──────── Records supplied
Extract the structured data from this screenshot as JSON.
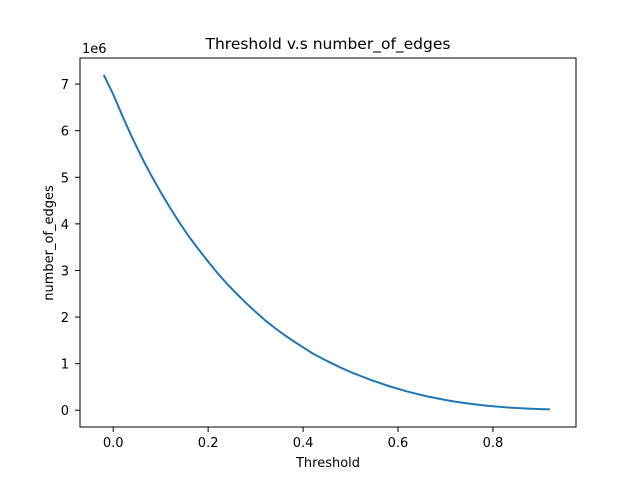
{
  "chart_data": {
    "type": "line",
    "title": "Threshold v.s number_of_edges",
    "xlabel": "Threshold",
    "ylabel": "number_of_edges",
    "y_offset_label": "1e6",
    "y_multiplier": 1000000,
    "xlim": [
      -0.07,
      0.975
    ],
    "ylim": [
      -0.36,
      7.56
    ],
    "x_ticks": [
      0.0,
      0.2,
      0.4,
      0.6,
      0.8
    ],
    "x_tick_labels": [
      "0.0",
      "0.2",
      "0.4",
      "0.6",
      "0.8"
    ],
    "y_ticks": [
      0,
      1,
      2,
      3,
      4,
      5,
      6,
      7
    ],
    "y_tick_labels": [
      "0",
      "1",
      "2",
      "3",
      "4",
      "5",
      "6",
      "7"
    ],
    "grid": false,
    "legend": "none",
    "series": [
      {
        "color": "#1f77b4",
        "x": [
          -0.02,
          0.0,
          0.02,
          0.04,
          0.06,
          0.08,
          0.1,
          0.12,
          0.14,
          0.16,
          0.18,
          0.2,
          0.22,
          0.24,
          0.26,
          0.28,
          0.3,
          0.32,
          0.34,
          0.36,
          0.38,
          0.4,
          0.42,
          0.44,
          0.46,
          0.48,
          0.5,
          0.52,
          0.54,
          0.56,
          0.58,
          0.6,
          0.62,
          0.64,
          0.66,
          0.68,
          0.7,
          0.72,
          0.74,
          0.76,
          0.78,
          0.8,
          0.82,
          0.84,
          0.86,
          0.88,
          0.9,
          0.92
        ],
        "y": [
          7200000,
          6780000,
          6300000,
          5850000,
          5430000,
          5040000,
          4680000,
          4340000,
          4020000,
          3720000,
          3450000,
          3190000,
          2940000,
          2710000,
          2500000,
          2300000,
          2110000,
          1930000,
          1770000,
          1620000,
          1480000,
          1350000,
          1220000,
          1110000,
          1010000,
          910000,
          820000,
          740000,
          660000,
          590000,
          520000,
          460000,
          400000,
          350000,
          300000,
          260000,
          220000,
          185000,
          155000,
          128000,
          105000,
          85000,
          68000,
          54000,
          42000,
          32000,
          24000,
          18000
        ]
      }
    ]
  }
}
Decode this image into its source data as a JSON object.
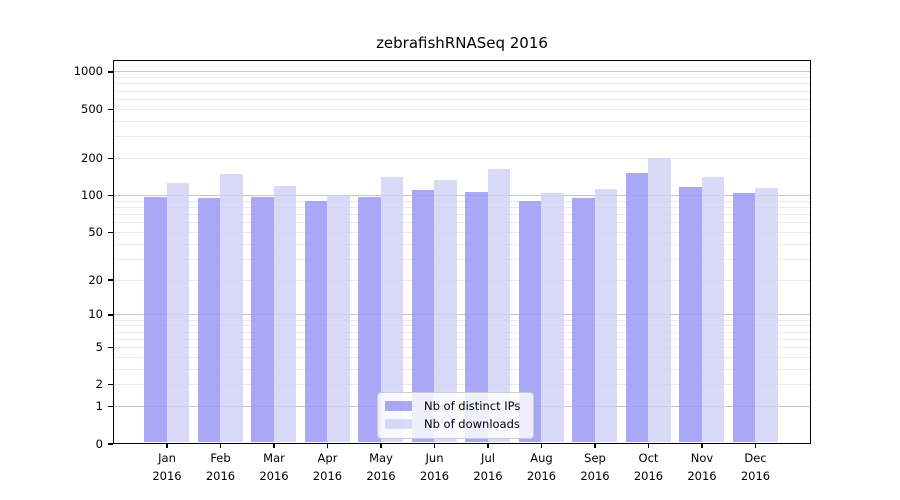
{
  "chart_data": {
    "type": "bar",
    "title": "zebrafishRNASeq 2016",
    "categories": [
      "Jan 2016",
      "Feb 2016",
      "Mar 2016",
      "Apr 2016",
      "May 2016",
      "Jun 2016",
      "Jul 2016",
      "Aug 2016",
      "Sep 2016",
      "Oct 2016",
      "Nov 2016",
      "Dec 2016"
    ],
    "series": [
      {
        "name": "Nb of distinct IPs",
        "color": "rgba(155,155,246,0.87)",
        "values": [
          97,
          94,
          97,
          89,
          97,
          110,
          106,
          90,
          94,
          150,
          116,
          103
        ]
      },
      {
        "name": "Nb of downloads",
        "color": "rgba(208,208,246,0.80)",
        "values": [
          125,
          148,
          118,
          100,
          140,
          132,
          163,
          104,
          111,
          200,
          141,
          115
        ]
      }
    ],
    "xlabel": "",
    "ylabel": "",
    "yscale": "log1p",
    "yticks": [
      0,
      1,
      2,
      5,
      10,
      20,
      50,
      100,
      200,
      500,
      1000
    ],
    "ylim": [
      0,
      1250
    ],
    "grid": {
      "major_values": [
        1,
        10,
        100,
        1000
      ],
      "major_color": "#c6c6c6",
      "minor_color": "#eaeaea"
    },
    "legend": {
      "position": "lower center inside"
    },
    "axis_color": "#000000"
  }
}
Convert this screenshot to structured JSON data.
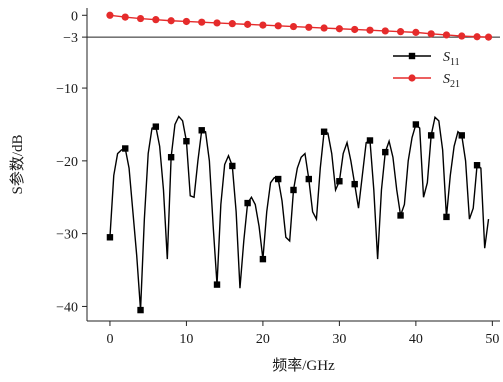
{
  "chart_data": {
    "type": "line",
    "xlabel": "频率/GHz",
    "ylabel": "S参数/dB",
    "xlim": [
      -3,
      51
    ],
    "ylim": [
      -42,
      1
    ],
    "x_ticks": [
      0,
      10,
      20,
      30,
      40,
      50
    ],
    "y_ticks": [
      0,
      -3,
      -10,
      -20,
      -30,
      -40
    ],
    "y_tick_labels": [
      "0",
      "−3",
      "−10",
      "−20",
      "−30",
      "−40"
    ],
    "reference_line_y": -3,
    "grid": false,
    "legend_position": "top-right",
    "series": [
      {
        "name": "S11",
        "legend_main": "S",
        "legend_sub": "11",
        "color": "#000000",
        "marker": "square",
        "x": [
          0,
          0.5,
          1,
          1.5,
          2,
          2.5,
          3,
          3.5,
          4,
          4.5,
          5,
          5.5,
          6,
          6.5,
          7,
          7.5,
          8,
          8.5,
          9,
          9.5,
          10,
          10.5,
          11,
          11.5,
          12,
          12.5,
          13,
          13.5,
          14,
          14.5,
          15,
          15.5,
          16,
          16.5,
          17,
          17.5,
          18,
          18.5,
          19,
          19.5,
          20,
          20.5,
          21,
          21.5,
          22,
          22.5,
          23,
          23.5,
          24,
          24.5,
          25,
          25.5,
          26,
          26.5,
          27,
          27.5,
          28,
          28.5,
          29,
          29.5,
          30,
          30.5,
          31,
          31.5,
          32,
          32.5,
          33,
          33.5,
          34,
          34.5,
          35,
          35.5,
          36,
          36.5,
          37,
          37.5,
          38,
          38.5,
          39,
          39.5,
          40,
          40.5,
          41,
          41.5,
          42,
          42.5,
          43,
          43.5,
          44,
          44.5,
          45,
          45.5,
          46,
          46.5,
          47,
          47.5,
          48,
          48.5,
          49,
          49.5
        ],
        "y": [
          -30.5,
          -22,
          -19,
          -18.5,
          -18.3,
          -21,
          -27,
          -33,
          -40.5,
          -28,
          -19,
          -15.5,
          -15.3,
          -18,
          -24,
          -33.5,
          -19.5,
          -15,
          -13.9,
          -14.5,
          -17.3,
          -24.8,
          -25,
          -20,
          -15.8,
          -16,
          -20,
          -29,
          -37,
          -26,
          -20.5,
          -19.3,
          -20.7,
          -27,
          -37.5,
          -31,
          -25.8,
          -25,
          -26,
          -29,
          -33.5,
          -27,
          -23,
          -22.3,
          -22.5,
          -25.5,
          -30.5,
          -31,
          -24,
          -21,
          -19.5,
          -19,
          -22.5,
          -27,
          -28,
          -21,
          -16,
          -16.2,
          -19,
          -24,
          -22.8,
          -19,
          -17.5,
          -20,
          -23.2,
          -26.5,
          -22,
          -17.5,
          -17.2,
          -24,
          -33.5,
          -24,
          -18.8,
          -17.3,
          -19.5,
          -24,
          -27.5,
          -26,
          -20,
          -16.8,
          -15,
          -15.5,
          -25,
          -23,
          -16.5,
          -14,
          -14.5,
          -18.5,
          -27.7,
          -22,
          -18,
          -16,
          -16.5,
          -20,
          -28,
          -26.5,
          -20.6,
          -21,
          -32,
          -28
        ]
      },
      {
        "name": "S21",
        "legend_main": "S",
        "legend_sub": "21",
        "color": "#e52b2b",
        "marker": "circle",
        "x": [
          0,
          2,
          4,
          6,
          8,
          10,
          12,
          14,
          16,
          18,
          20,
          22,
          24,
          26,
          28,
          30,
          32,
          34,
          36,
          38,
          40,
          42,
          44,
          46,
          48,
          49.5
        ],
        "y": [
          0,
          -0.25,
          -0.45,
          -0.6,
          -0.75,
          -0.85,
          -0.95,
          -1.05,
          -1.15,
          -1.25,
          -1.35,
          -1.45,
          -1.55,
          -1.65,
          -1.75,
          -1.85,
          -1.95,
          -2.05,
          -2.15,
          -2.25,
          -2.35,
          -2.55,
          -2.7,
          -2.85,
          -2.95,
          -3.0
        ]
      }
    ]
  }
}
────────────────
### Exercise prompt
Tally the lines of the listing above that include the word "rgba". Answer with the number alone.

### Task output
2